:: KUTIPAN TEKS ::
^^^^^^^^^^^^^^^^

Mewujudkan Iklim Takwa pada Lembaga Penyiaran, Berhasilkah?


Oleh Nur Fitriyah Asri
Pengurus BKMT Kabupaten Jember, Penulis Opini AMK

Ramadan tiba ... Ramadan tiba, marhaban ya Ramadan. Semua umat Islam di seluruh penjuru dunia menyambutnya dengan penuh rasa suka cita dan bergembira. Ikhlas melaksanakan seruan Allah, "Hai, orang-orang yang beriman, diwajibkan atas kamu berpuasa sebagaimana diwajibkan atas orang-orang sebelum kamu agar kamu bertakwa." (QS. al-Baqarah [2]: 183)

Mengacu hal tersebut, Komisi Penyiaran Indonesia (KPI) menegaskan, selama bulan Ramadan 2021 siaran televisi diperketat. Dalam rapat pleno menyambut bulan Ramadan pada (12/3/2021), yang dihadiri oleh KPI, Kementerian Agama, Majelis Ulama Indonesia (MUI), dan perwakilan lembaga penyiaran, menghasilkan ketetapan dan ketentuan antara lain:

Pertama, Lembaga Penyiaran wajib mematuhi dan menghormati nilai-nilai agama, kesopanan, kesusilaan, dan kepatuhan siaran.

Kedua, menambah durasi dan frekuensi program bermuatan dakwah dengan da'i yang kompeten, kredibel, dan tidak terkait organisasi terlarang.

Ketiga, memperhatikan pemakaian busana bagi presenter, host, dan pendukung atau pengisi acara.

Keempat, tidak boleh menampilkan adegan yang menimbulkan mudarat seperti, ungkapan kasar, candaan yang berlebihan, berpelukan, bermesraan dengan lawan jenis, makian yang bermakna cabul/jorok/vulgar/menghina agama lain.

Kelima, selama Ramadan tidak boleh menayangkan muatan yang mengandung lesbian, gay, biseksual, dan transgender (LGBT), hedonistik, mistik/horor/supranatural, praktik hipnotis atau sejenisnya, mengeksploitasi konflik/privasi seseorang, dan bincang-bincang seks. Juga dilarang menayangkan gerakan tubuh, tarian yang berasosiasi erotis, sensual, dan cabul.

Tentu saja ketentuan dan panduan larangan untuk Lembaga Penyiaran selama Ramadan tersebut, mendapat apresiasi luar biasa dari umat Islam. Sudah seharusnya negara peduli dan menciptakan suasana untuk mendukung tercapainya tujuan puasa yakni takwa.

Sejatinya kaum muslimin tidak hanya membutuhkan tayangan yang mendukung tercapainya tujuan puasa, tetapi juga sistem yang benar-benar mewujudkan tujuan takwa.

Bukankah ketakwaan itu harusnya dimiliki oleh setiap individu sepanjang hidupnya, terus berlanjut hingga nyawa dicabut pemilik-Nya? Sebab, takwa inilah yang menentukan jalan menuju ke surga. Takwa ini pula yang menghadirkan kebahagian di dunia dan di akhirat. Sehingga kesejahteraan dan rahmat meliputi alam semesta.

Apa artinya jika hanya berlaku selama bulan Ramadan? Itu sama dengan mengembalikan pada keadaan sebelumnya, sia-sia.

^^^^^^^^^^^^^^^^

:: LATIHAN ::
Kutip dengan tepat sebagian teks tentang aturan siaran selama Ramadan di atas. Mulailah pada kata-kata yang memuat "Ketiga, memperhatikan pemakaian", lalu berhenti setelah "cabul/jorok/vulgar/menghina agama lain.".

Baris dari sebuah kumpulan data
^^^^^^^^^^^^^^^^

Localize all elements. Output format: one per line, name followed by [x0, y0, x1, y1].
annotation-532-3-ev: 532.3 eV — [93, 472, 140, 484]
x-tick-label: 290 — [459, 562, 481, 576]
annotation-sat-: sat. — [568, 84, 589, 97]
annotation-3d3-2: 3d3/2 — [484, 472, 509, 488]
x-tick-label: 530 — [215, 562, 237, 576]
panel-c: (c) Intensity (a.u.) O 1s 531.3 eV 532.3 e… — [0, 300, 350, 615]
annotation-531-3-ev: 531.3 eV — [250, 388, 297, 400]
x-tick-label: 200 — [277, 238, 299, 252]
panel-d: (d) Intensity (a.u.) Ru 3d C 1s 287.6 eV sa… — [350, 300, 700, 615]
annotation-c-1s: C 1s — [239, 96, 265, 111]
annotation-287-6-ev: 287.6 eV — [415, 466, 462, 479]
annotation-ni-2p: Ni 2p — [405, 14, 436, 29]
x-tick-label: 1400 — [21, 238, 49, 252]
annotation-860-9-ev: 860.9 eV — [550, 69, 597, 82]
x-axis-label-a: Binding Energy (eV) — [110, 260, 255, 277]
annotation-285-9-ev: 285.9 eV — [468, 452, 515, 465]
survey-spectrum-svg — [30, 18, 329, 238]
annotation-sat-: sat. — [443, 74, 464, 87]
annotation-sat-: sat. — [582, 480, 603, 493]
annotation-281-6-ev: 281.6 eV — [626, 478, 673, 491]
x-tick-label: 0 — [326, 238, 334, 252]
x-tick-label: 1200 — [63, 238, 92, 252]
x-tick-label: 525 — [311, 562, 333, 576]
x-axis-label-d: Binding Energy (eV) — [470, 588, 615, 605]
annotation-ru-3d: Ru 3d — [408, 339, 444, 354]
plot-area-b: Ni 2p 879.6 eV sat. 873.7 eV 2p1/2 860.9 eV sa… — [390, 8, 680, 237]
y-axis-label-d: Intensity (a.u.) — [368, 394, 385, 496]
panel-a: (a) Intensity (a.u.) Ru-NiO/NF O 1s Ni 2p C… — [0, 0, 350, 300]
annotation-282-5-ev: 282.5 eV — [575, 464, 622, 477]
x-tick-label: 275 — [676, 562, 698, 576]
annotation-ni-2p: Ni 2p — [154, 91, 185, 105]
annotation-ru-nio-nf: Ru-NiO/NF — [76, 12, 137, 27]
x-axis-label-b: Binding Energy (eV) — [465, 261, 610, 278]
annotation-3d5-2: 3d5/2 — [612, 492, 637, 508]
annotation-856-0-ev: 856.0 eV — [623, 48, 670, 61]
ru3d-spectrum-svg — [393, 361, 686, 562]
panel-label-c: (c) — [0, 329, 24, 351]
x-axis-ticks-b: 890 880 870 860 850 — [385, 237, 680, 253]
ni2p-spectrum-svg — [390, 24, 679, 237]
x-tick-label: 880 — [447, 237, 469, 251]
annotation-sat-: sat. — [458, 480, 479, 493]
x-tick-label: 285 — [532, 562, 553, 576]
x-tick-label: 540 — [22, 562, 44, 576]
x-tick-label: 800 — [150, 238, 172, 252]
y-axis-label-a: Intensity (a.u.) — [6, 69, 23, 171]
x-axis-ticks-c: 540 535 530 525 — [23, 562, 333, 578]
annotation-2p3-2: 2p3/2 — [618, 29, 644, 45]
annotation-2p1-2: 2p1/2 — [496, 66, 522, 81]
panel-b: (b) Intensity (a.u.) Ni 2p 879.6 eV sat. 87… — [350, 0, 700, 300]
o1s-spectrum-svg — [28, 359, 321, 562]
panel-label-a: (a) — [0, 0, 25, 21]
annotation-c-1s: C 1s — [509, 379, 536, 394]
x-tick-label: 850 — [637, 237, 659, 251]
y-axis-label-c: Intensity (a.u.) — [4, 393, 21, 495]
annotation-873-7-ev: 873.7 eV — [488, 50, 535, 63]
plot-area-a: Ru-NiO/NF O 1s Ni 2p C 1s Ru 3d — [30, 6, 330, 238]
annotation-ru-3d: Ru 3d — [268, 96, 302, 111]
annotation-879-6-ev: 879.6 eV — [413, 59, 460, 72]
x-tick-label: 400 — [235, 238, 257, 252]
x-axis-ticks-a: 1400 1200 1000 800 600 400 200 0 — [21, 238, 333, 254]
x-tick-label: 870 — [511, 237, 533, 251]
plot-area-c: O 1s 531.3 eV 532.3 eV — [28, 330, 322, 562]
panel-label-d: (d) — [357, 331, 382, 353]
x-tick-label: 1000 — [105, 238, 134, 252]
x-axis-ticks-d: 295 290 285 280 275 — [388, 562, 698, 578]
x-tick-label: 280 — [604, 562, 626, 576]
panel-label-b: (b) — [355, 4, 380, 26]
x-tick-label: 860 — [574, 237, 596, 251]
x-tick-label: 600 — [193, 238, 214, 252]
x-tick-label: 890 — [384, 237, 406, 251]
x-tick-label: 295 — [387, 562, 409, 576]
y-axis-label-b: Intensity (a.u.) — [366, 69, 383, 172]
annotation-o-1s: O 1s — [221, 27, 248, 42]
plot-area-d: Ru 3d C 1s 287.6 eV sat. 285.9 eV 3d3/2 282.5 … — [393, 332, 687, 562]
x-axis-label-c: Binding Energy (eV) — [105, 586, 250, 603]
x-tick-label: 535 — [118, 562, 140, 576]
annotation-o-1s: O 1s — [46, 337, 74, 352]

^^^^^^^^^^^^^^^^

:: HASIL ::
Ketiga, memperhatikan pemakaian busana bagi presenter, host, dan pendukung atau pengisi acara.

Keempat, tidak boleh menampilkan adegan yang menimbulkan mudarat seperti, ungkapan kasar, candaan yang berlebihan, berpelukan, bermesraan dengan lawan jenis, makian yang bermakna cabul/jorok/vulgar/menghina agama lain.